Saved entries
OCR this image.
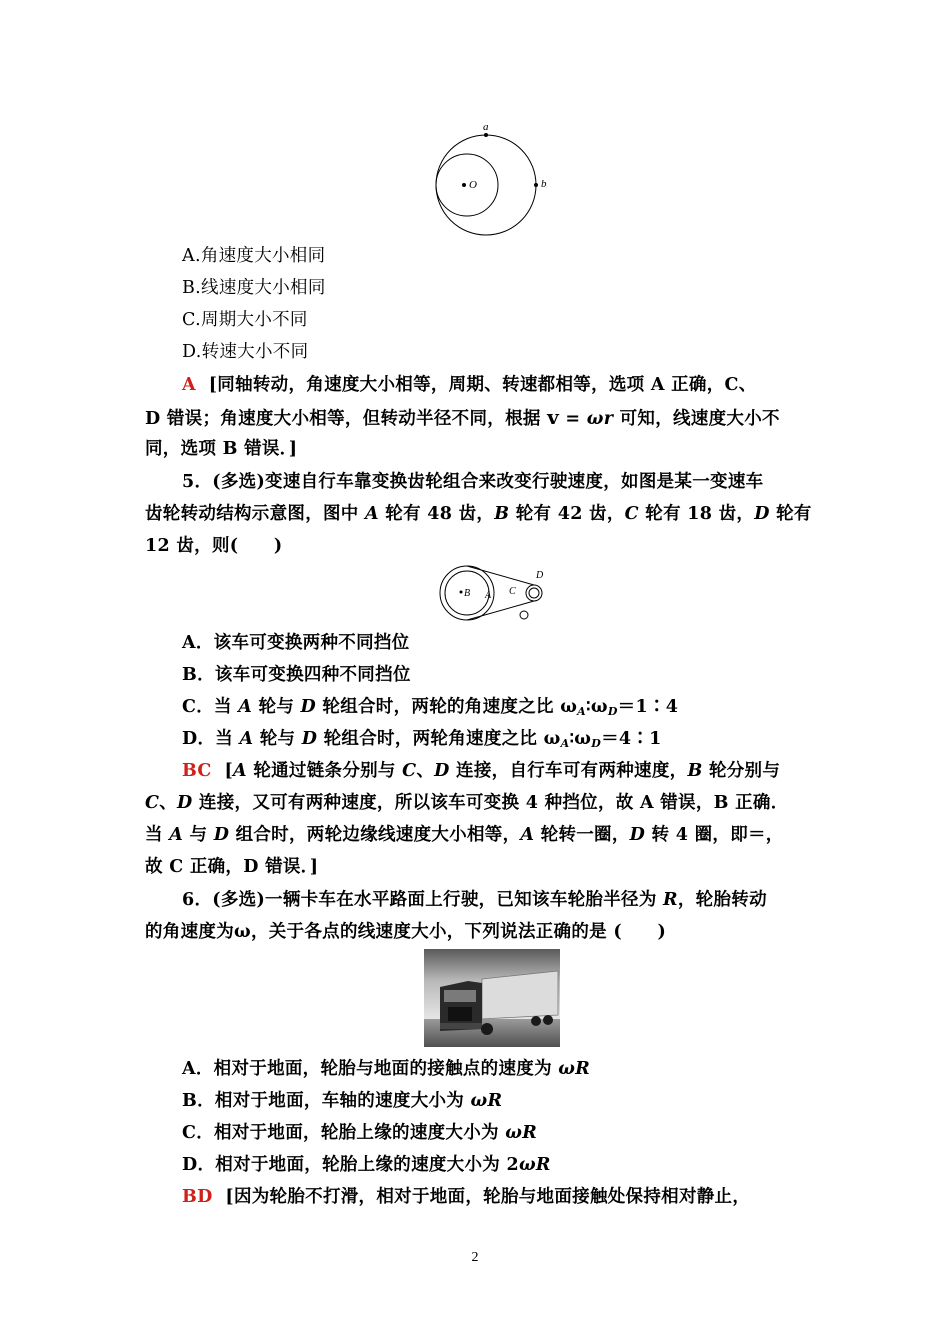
a
b
O
A.角速度大小相同
B.线速度大小相同
C.周期大小不同
D.转速大小不同
A [同轴转动，角速度大小相等，周期、转速都相等，选项 A 正确，C、
D 错误；角速度大小相等，但转动半径不同，根据 v = ωr 可知，线速度大小不
同，选项 B 错误．]
5．(多选)变速自行车靠变换齿轮组合来改变行驶速度，如图是某一变速车
齿轮转动结构示意图，图中 A 轮有 48 齿，B 轮有 42 齿，C 轮有 18 齿，D 轮有
12 齿，则(　　)
B A C
D
A．该车可变换两种不同挡位
B．该车可变换四种不同挡位
C．当 A 轮与 D 轮组合时，两轮的角速度之比 $\omega_A∶\omega_D=1∶4$
D．当 A 轮与 D 轮组合时，两轮角速度之比 $\omega_A∶\omega_D=4∶1$
BC [A 轮通过链条分别与 C、D 连接，自行车可有两种速度，B 轮分别与
C、D 连接，又可有两种速度，所以该车可变换 4 种挡位，故 A 错误，B 正确．
当 A 与 D 组合时，两轮边缘线速度大小相等，A 轮转一圈，D 转 4 圈，即＝，
故 C 正确，D 错误．]
6．(多选)一辆卡车在水平路面上行驶，已知该车轮胎半径为 R，轮胎转动
的角速度为ω，关于各点的线速度大小，下列说法正确的是 (　　)
A．相对于地面，轮胎与地面的接触点的速度为 ωR
B．相对于地面，车轴的速度大小为 ωR
C．相对于地面，轮胎上缘的速度大小为 ωR
D．相对于地面，轮胎上缘的速度大小为 2ωR
BD [因为轮胎不打滑，相对于地面，轮胎与地面接触处保持相对静止，
2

__Exercise brief__.
Search the material above for "相对于地面". Pull out each line where it shows up.

__Response to this exercise__.
A．相对于地面，轮胎与地面的接触点的速度为 ωR
B．相对于地面，车轴的速度大小为 ωR
C．相对于地面，轮胎上缘的速度大小为 ωR
D．相对于地面，轮胎上缘的速度大小为 2ωR
BD [因为轮胎不打滑，相对于地面，轮胎与地面接触处保持相对静止，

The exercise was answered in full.